PROBLEM REQUIREMENTS -
Copy every line of the data in which the word "color" occurs.

THE DATA -
# # # # #
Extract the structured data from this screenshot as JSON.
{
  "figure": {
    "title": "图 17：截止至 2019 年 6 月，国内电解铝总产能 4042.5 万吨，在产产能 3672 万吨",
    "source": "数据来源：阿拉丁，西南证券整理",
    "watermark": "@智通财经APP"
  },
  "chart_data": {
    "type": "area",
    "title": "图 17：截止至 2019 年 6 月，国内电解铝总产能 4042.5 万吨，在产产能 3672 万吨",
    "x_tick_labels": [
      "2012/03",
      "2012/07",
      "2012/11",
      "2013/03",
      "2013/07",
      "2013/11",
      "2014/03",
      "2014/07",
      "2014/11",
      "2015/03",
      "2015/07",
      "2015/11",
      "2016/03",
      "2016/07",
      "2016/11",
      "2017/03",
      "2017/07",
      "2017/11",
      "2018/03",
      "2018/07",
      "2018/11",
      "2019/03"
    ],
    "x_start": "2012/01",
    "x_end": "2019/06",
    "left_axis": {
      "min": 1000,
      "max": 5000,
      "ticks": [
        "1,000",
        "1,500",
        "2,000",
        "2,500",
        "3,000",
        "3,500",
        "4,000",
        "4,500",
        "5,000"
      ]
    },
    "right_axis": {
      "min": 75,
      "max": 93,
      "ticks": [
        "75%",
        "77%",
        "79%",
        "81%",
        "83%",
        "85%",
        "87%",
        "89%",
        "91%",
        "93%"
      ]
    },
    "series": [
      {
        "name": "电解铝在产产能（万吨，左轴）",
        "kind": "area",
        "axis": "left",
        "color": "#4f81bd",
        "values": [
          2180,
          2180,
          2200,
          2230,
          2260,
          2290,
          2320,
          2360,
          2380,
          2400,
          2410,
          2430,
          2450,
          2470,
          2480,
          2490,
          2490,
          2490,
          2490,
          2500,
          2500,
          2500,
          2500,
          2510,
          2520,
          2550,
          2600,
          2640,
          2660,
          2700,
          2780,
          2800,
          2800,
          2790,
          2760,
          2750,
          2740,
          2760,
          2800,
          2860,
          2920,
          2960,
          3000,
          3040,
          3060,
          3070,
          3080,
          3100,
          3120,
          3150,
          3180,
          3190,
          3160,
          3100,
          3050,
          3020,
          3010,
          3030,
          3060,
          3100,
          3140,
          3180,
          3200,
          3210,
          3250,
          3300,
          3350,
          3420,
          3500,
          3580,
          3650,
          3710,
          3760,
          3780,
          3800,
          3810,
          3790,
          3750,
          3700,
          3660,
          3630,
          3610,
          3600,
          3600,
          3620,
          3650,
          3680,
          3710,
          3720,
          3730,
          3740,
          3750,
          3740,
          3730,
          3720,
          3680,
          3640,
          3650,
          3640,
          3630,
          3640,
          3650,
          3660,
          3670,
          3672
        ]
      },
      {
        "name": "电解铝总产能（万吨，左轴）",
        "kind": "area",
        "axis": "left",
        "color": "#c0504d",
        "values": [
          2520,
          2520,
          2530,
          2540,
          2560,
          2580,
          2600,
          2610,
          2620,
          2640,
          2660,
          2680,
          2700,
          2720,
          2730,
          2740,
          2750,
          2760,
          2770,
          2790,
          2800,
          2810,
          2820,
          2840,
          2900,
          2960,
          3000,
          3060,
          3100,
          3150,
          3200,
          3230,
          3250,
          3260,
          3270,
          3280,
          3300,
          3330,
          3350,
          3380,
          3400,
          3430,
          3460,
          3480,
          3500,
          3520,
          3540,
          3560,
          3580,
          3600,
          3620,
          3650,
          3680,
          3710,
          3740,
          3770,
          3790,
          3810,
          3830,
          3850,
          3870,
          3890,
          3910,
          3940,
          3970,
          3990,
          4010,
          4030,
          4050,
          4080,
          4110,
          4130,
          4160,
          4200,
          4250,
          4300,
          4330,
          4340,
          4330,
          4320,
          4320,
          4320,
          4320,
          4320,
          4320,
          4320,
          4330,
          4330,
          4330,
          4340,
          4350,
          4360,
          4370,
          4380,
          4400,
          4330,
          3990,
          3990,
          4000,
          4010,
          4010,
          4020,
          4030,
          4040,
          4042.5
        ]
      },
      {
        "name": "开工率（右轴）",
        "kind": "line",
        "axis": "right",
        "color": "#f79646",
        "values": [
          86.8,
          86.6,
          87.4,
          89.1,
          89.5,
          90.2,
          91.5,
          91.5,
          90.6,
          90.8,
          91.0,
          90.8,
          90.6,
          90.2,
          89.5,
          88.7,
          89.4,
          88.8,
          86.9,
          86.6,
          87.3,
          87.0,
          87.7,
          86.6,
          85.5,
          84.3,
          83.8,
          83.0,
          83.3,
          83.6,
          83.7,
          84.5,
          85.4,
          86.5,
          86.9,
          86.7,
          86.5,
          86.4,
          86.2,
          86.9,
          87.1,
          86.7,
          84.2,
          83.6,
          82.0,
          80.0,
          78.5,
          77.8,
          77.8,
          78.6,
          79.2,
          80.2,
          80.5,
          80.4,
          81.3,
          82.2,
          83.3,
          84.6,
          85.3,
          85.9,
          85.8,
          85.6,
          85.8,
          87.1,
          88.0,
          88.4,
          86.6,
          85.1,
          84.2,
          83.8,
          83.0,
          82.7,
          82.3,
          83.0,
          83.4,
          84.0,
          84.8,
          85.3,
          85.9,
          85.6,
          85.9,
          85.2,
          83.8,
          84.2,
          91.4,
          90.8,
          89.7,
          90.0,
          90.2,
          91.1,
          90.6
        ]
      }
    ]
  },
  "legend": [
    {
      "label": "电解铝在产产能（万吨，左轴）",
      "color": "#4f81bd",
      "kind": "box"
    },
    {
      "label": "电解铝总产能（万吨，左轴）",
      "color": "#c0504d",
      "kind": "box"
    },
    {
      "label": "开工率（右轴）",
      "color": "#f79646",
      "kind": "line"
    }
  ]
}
# # # # #
OUTPUT OF THE TASK -
        "color": "#4f81bd",
        "color": "#c0504d",
        "color": "#f79646",
      "color": "#4f81bd",
      "color": "#c0504d",
      "color": "#f79646",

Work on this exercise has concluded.